# Exercise goal:
Pick out each line containing the string "Technology".

----

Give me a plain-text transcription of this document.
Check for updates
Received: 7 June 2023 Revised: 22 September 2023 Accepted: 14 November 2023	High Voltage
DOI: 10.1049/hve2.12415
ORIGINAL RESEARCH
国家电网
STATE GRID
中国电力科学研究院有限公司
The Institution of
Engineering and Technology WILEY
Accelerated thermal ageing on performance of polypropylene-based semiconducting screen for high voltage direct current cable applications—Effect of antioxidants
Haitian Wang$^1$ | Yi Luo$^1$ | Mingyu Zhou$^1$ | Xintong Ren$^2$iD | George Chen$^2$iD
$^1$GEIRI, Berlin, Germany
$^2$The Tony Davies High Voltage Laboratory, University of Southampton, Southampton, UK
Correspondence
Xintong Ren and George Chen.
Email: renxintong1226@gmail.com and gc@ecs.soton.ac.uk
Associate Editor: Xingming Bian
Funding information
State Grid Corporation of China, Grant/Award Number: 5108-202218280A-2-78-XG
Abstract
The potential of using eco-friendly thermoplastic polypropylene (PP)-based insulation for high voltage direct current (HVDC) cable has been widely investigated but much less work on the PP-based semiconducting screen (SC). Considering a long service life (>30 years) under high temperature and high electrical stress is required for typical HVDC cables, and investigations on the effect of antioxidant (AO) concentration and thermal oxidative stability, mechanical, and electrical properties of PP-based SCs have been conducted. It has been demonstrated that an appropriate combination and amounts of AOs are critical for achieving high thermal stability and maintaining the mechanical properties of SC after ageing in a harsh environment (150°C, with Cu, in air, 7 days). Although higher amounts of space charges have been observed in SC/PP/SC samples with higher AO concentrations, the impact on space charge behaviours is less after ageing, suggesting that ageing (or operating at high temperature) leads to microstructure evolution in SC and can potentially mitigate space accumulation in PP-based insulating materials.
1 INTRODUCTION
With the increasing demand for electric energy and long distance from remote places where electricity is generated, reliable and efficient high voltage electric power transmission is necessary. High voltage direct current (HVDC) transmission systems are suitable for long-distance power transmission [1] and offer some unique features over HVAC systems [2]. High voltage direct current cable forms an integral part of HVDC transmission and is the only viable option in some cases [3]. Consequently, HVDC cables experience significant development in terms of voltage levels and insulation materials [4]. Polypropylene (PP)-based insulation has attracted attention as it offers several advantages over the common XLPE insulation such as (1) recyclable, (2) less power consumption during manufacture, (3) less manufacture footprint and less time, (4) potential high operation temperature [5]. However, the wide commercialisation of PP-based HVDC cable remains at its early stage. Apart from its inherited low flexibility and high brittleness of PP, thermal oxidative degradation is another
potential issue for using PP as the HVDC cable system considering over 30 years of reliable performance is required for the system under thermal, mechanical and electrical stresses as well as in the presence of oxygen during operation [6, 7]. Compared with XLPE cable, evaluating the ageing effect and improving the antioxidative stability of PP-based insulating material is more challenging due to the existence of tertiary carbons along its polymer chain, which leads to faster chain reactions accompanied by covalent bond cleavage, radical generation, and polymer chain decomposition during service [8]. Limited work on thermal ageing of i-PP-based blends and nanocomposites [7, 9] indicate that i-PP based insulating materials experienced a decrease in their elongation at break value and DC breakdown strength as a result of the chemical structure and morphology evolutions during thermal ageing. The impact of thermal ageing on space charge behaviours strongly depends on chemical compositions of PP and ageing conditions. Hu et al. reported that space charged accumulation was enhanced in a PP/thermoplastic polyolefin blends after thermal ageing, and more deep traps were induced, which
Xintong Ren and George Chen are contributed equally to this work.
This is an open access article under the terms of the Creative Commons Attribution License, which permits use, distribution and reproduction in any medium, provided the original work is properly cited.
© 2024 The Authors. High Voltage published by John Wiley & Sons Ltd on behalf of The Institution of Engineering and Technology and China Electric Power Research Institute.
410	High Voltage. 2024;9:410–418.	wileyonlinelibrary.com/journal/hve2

----

# Problem solution:
Engineering and Technology WILEY
© 2024 The Authors. High Voltage published by John Wiley & Sons Ltd on behalf of The Institution of Engineering and Technology and China Electric Power Research Institute.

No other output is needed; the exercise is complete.